* WRITTEN INSTRUCTION
Identify and reproduce every line holding the string "screenshot".

* LISTED ENTRIES
· · · · ·

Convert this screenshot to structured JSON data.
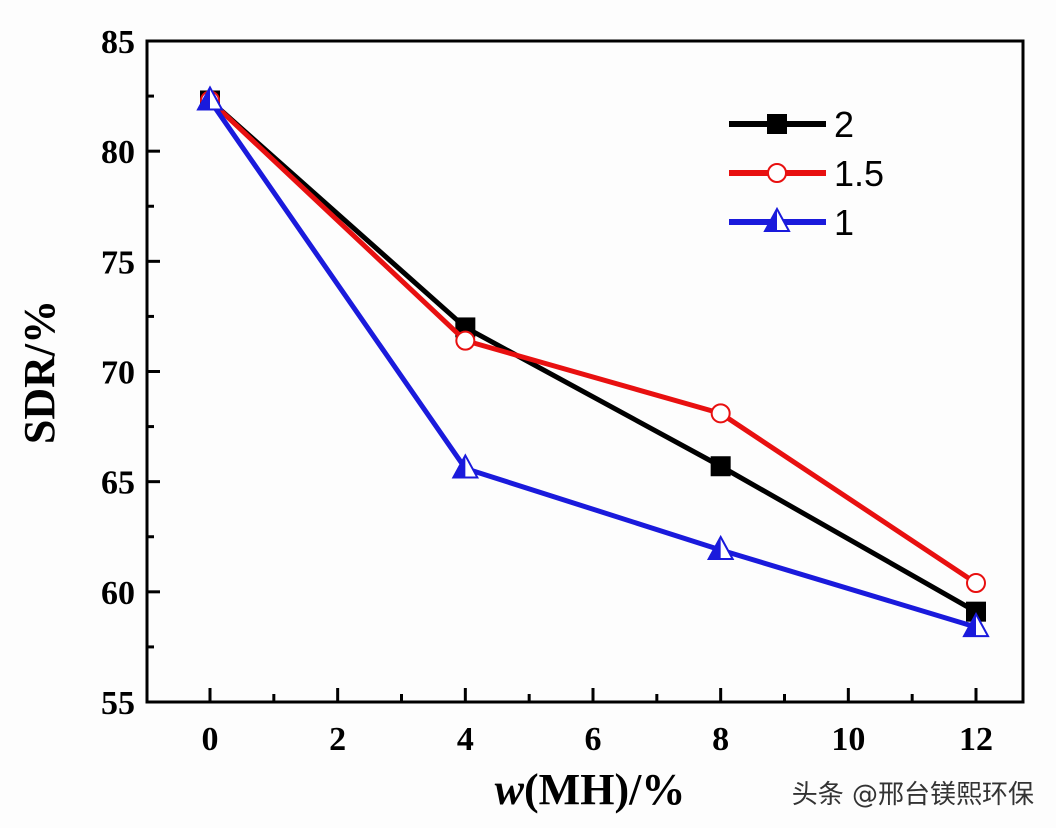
{
  "chart_data": {
    "type": "line",
    "title": "",
    "xlabel_italic": "w",
    "xlabel_rest": "(MH)/%",
    "ylabel": "SDR/%",
    "xlim": [
      -1,
      12.5
    ],
    "ylim": [
      55,
      85
    ],
    "x_ticks": [
      0,
      2,
      4,
      6,
      8,
      10,
      12
    ],
    "x_tick_labels": [
      "0",
      "2",
      "4",
      "6",
      "8",
      "10",
      "12"
    ],
    "x_minor_ticks": [
      1,
      3,
      5,
      7,
      9,
      11
    ],
    "y_ticks": [
      55,
      60,
      65,
      70,
      75,
      80,
      85
    ],
    "y_tick_labels": [
      "55",
      "60",
      "65",
      "70",
      "75",
      "80",
      "85"
    ],
    "y_minor_ticks": [
      57.5,
      62.5,
      67.5,
      72.5,
      77.5,
      82.5
    ],
    "grid": false,
    "legend_position": "top-right",
    "x": [
      0,
      4,
      8,
      12
    ],
    "series": [
      {
        "name": "2",
        "values": [
          82.3,
          72.0,
          65.7,
          59.1
        ],
        "color": "#000000",
        "marker": "square"
      },
      {
        "name": "1.5",
        "values": [
          82.3,
          71.4,
          68.1,
          60.4
        ],
        "color": "#e81010",
        "marker": "circle"
      },
      {
        "name": "1",
        "values": [
          82.3,
          65.6,
          61.9,
          58.4
        ],
        "color": "#1a1adc",
        "marker": "triangle"
      }
    ]
  },
  "watermark": "头条 @邢台镁熙环保"
}
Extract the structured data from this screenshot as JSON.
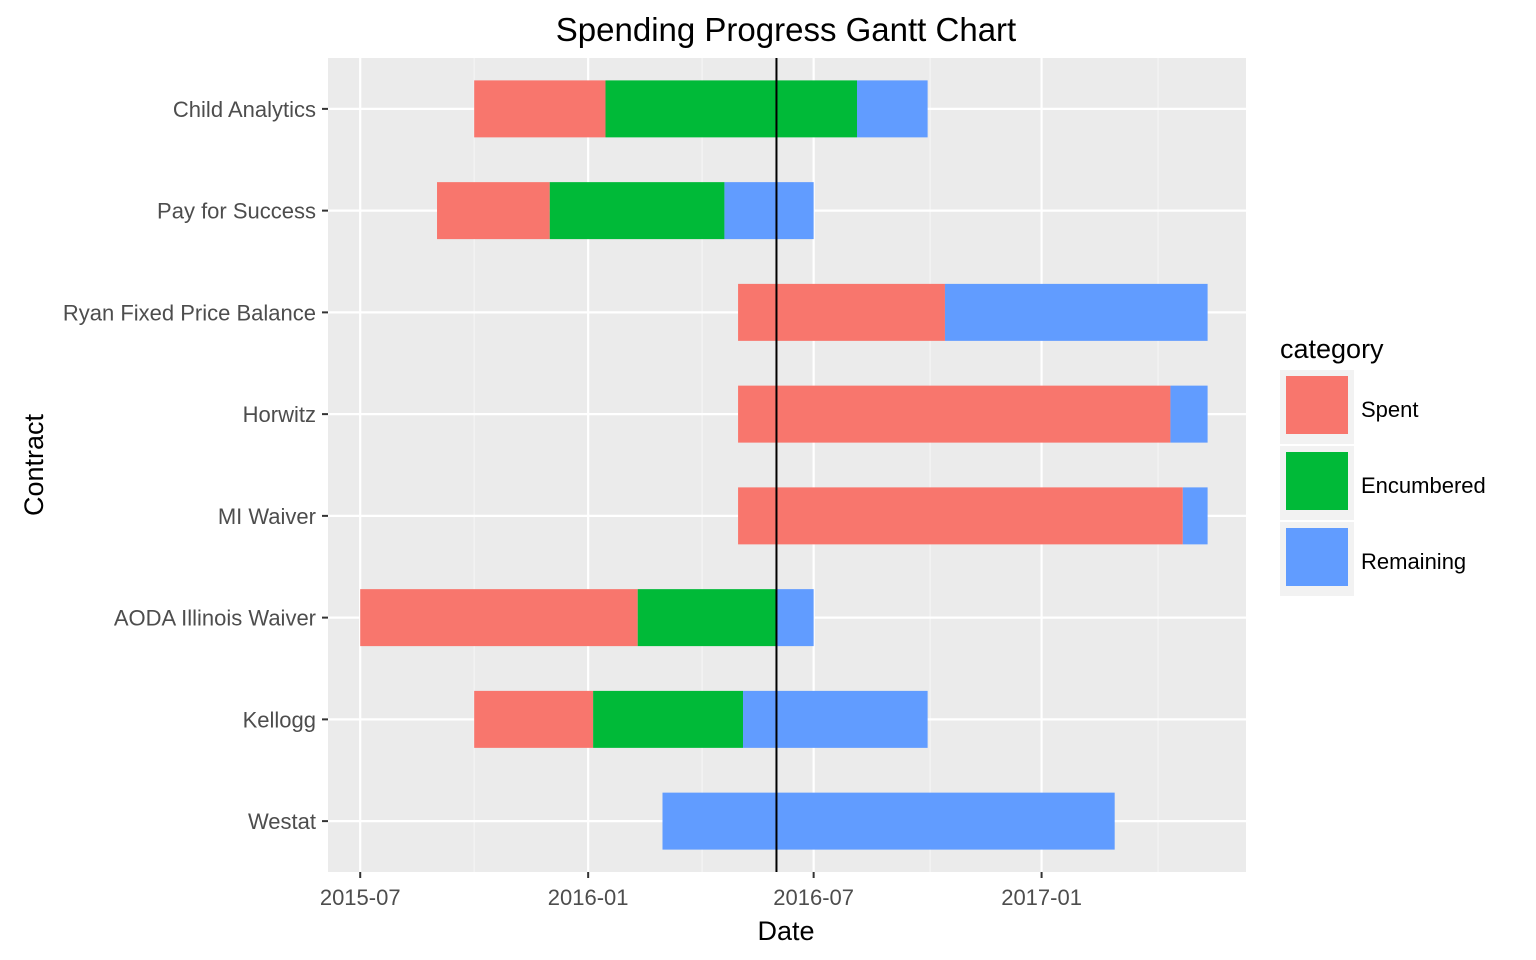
{
  "chart_data": {
    "type": "bar",
    "subtype": "gantt",
    "title": "Spending Progress Gantt Chart",
    "xlabel": "Date",
    "ylabel": "Contract",
    "x_ticks": [
      "2015-07",
      "2016-01",
      "2016-07",
      "2017-01"
    ],
    "xlim": [
      "2015-06-05",
      "2017-06-15"
    ],
    "reference_line": "2016-06-01",
    "grid": true,
    "legend": {
      "title": "category",
      "placement": "right",
      "entries": [
        {
          "name": "Spent",
          "color": "#F8766D"
        },
        {
          "name": "Encumbered",
          "color": "#00BA38"
        },
        {
          "name": "Remaining",
          "color": "#619CFF"
        }
      ]
    },
    "categories": [
      "Child Analytics",
      "Pay for Success",
      "Ryan Fixed Price Balance",
      "Horwitz",
      "MI Waiver",
      "AODA Illinois Waiver",
      "Kellogg",
      "Westat"
    ],
    "series": [
      {
        "name": "Spent",
        "values": [
          [
            "2015-10-01",
            "2016-01-15"
          ],
          [
            "2015-09-01",
            "2015-12-01"
          ],
          [
            "2016-05-01",
            "2016-10-15"
          ],
          [
            "2016-05-01",
            "2017-04-15"
          ],
          [
            "2016-05-01",
            "2017-04-25"
          ],
          [
            "2015-07-01",
            "2016-02-10"
          ],
          [
            "2015-10-01",
            "2016-01-05"
          ],
          null
        ]
      },
      {
        "name": "Encumbered",
        "values": [
          [
            "2016-01-15",
            "2016-08-05"
          ],
          [
            "2015-12-01",
            "2016-04-20"
          ],
          null,
          null,
          null,
          [
            "2016-02-10",
            "2016-06-01"
          ],
          [
            "2016-01-05",
            "2016-05-05"
          ],
          null
        ]
      },
      {
        "name": "Remaining",
        "values": [
          [
            "2016-08-05",
            "2016-10-01"
          ],
          [
            "2016-04-20",
            "2016-07-01"
          ],
          [
            "2016-10-15",
            "2017-05-15"
          ],
          [
            "2017-04-15",
            "2017-05-15"
          ],
          [
            "2017-04-25",
            "2017-05-15"
          ],
          [
            "2016-06-01",
            "2016-07-01"
          ],
          [
            "2016-05-05",
            "2016-10-01"
          ],
          [
            "2016-03-01",
            "2017-03-01"
          ]
        ]
      }
    ]
  }
}
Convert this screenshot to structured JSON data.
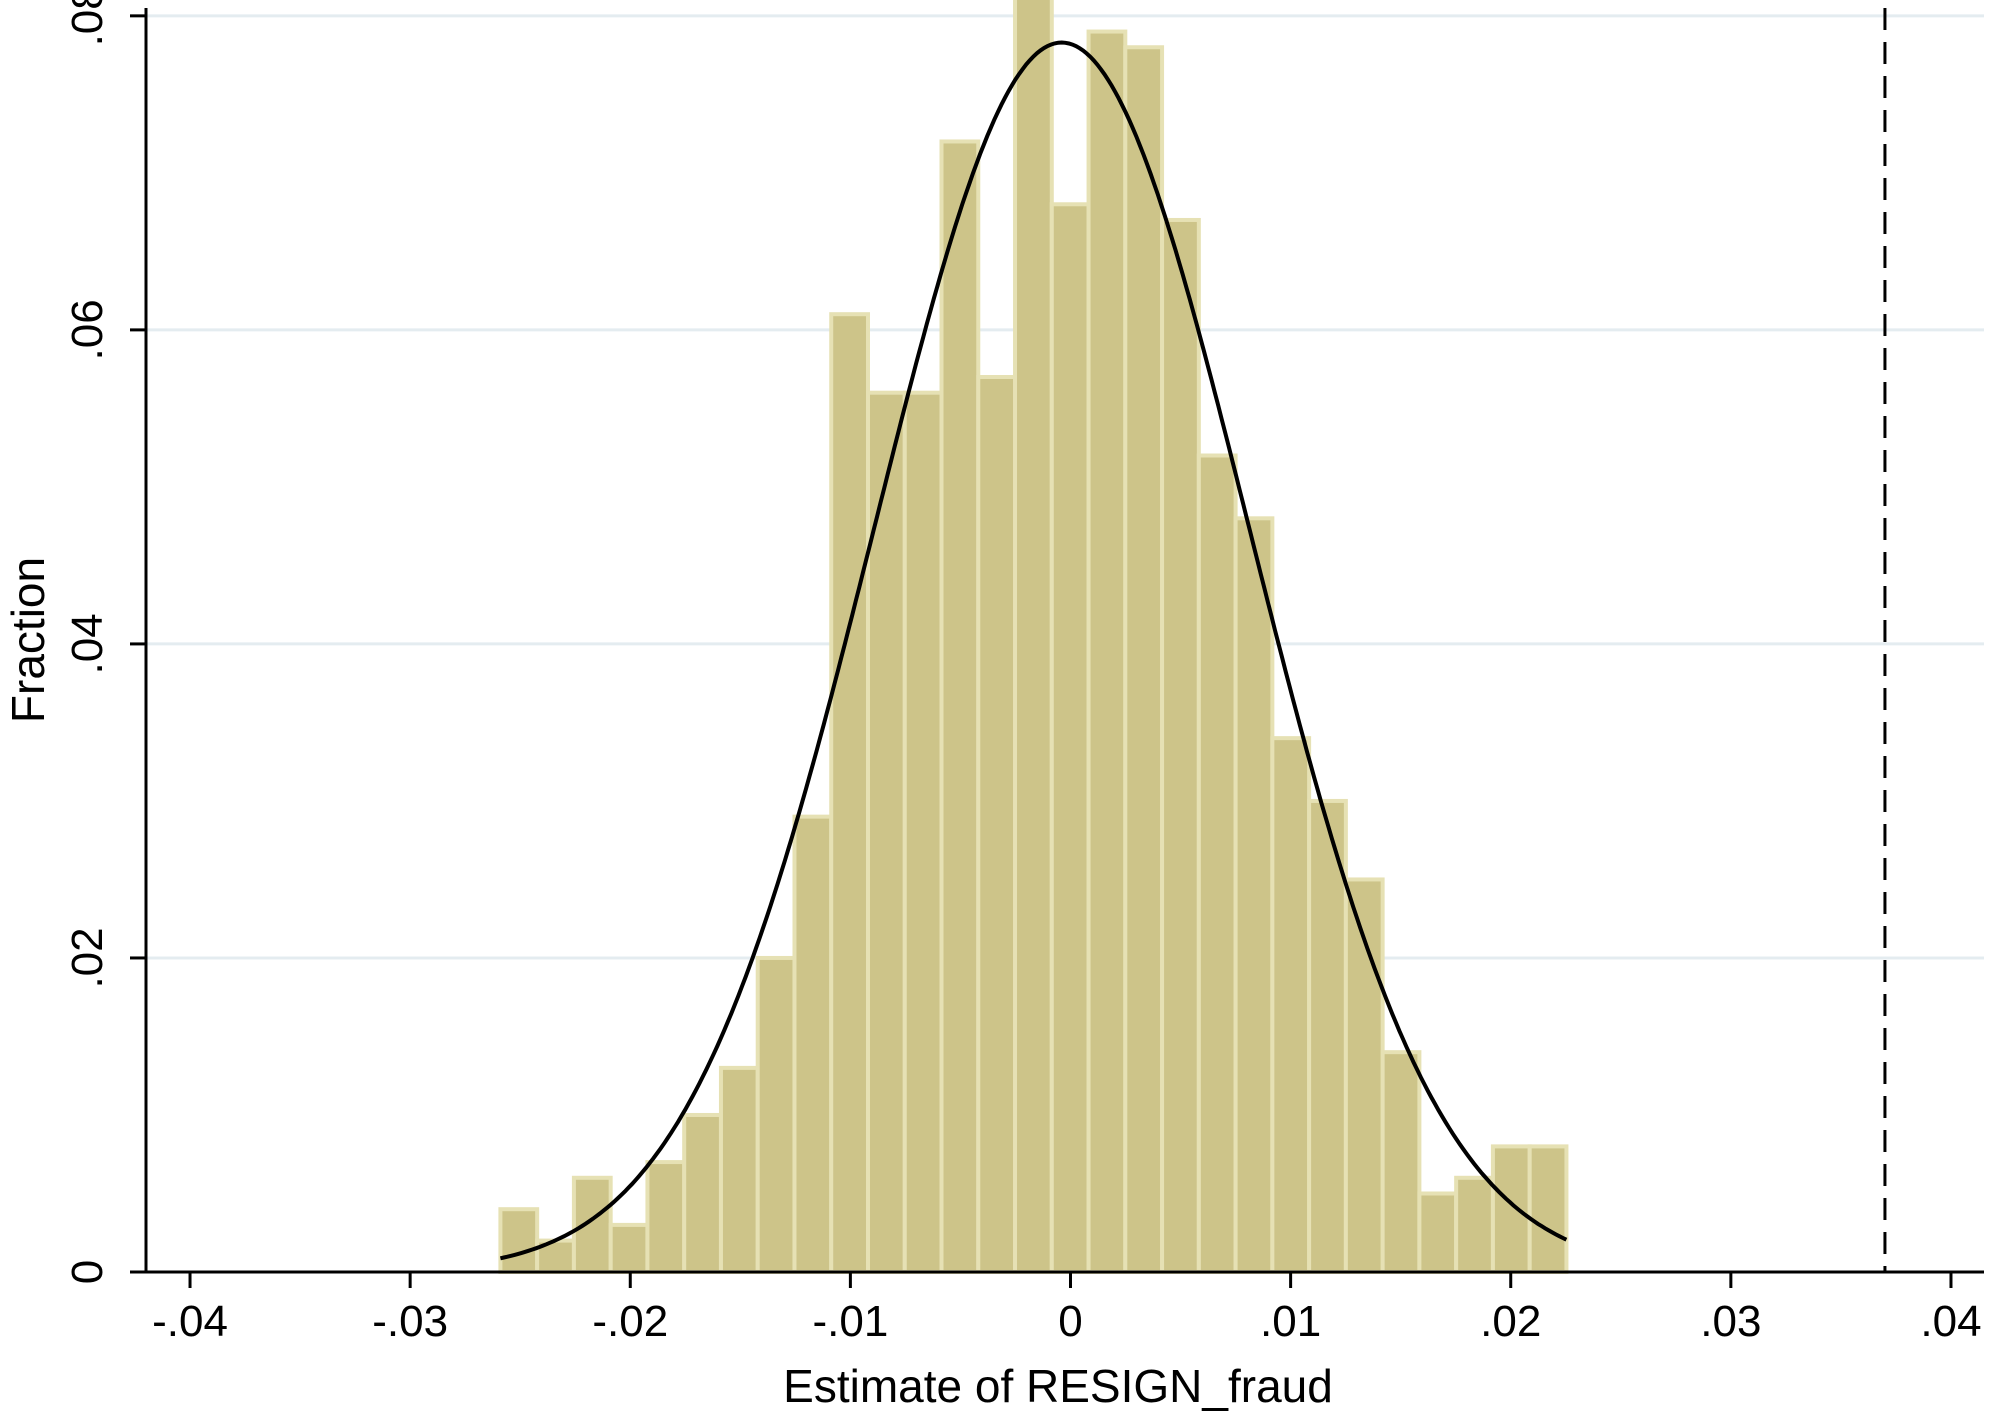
{
  "chart_data": {
    "type": "bar",
    "title": "",
    "xlabel": "Estimate of RESIGN_fraud",
    "ylabel": "Fraction",
    "xlim": [
      -0.042,
      0.0415
    ],
    "ylim": [
      0,
      0.0805
    ],
    "xticks": [
      -0.04,
      -0.03,
      -0.02,
      -0.01,
      0,
      0.01,
      0.02,
      0.03,
      0.04
    ],
    "xtick_labels": [
      "-.04",
      "-.03",
      "-.02",
      "-.01",
      "0",
      ".01",
      ".02",
      ".03",
      ".04"
    ],
    "yticks": [
      0,
      0.02,
      0.04,
      0.06,
      0.08
    ],
    "ytick_labels": [
      "0",
      ".02",
      ".04",
      ".06",
      ".08"
    ],
    "grid": true,
    "bins": {
      "start": -0.0259,
      "width": 0.00167,
      "values": [
        0.004,
        0.002,
        0.006,
        0.003,
        0.007,
        0.01,
        0.013,
        0.02,
        0.029,
        0.061,
        0.056,
        0.056,
        0.072,
        0.057,
        0.082,
        0.068,
        0.079,
        0.078,
        0.067,
        0.052,
        0.048,
        0.034,
        0.03,
        0.025,
        0.014,
        0.005,
        0.006,
        0.008,
        0.008
      ]
    },
    "normal_curve": {
      "mean": -0.0004,
      "sd": 0.0085,
      "peak": 0.0783
    },
    "reference_line": {
      "x": 0.037,
      "style": "dashed"
    },
    "colors": {
      "bar_fill": "#cdc489",
      "bar_edge": "#e6e1b4",
      "curve": "#000000",
      "grid": "#e4ecf0"
    }
  }
}
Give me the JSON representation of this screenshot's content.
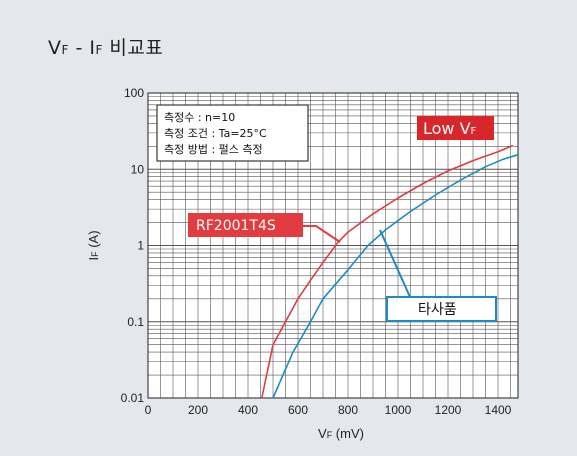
{
  "title": {
    "main_v": "V",
    "sub_f1": "F",
    "dash": " - ",
    "main_i": "I",
    "sub_f2": "F",
    "rest": " 비교표"
  },
  "conditions": [
    "측정수 : n=10",
    "측정 조건 : Ta=25°C",
    "측정 방법 : 펄스 측정"
  ],
  "callouts": {
    "low_vf_main": "Low V",
    "low_vf_sub": "F",
    "rohm_label": "RF2001T4S",
    "competitor_label": "타사품"
  },
  "colors": {
    "rohm": "#e23b40",
    "competitor": "#1a8cc4",
    "low_vf_box": "#d8262b"
  },
  "chart_data": {
    "type": "line",
    "title": "VF - IF 비교표",
    "xlabel_main": "V",
    "xlabel_sub": "F",
    "xlabel_rest": " (mV)",
    "ylabel_main": "I",
    "ylabel_sub": "F",
    "ylabel_rest": " (A)",
    "xlim": [
      0,
      1480
    ],
    "ylim": [
      0.01,
      100
    ],
    "yscale": "log",
    "grid": true,
    "x_ticks": [
      0,
      200,
      400,
      600,
      800,
      1000,
      1200,
      1400
    ],
    "y_ticks": [
      0.01,
      0.1,
      1,
      10,
      100
    ],
    "y_tick_labels": [
      "0.01",
      "0.1",
      "1",
      "10",
      "100"
    ],
    "series": [
      {
        "name": "RF2001T4S",
        "x": [
          455,
          500,
          550,
          600,
          650,
          700,
          760,
          800,
          900,
          1000,
          1100,
          1200,
          1300,
          1400,
          1460
        ],
        "y": [
          0.01,
          0.05,
          0.1,
          0.2,
          0.35,
          0.6,
          1.1,
          1.5,
          2.6,
          4.2,
          6.5,
          9.5,
          13,
          17,
          20.5
        ]
      },
      {
        "name": "타사품",
        "x": [
          500,
          540,
          580,
          650,
          700,
          800,
          880,
          950,
          1050,
          1150,
          1250,
          1350,
          1420,
          1480
        ],
        "y": [
          0.01,
          0.02,
          0.04,
          0.1,
          0.2,
          0.48,
          1.0,
          1.6,
          2.8,
          4.6,
          7.2,
          10.8,
          13.5,
          15.5
        ]
      }
    ]
  }
}
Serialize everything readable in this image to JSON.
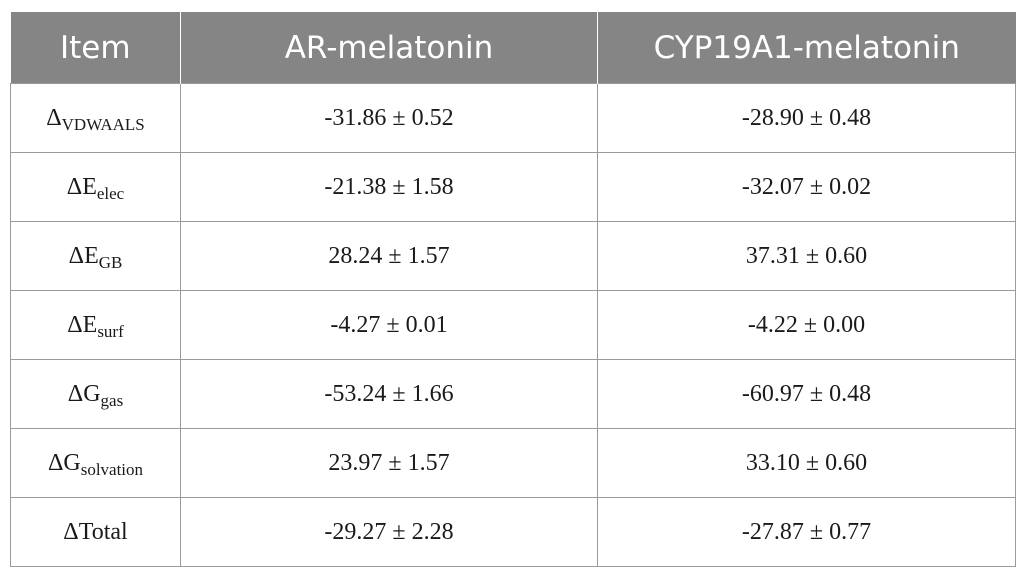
{
  "header": {
    "col_item": "Item",
    "col_ar": "AR-melatonin",
    "col_cyp": "CYP19A1-melatonin"
  },
  "rows": [
    {
      "item": {
        "base": "Δ",
        "sub": "VDWAALS"
      },
      "ar": "-31.86 ± 0.52",
      "cyp": "-28.90 ± 0.48"
    },
    {
      "item": {
        "base": "ΔE",
        "sub": "elec"
      },
      "ar": "-21.38 ± 1.58",
      "cyp": "-32.07 ± 0.02"
    },
    {
      "item": {
        "base": "ΔE",
        "sub": "GB"
      },
      "ar": "28.24 ± 1.57",
      "cyp": "37.31 ± 0.60"
    },
    {
      "item": {
        "base": "ΔE",
        "sub": "surf"
      },
      "ar": "-4.27 ± 0.01",
      "cyp": "-4.22 ± 0.00"
    },
    {
      "item": {
        "base": "ΔG",
        "sub": "gas"
      },
      "ar": "-53.24 ± 1.66",
      "cyp": "-60.97 ± 0.48"
    },
    {
      "item": {
        "base": "ΔG",
        "sub": "solvation"
      },
      "ar": "23.97 ± 1.57",
      "cyp": "33.10 ± 0.60"
    },
    {
      "item": {
        "base": "ΔTotal",
        "sub": ""
      },
      "ar": "-29.27 ± 2.28",
      "cyp": "-27.87 ± 0.77"
    }
  ]
}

· · · · ·

* WRITTEN SOLUTION
Convert this screenshot to structured JSON data.
Extract the structured data from this screenshot as JSON.
Convert this screenshot to structured JSON data.
Give me the JSON representation of this screenshot's content.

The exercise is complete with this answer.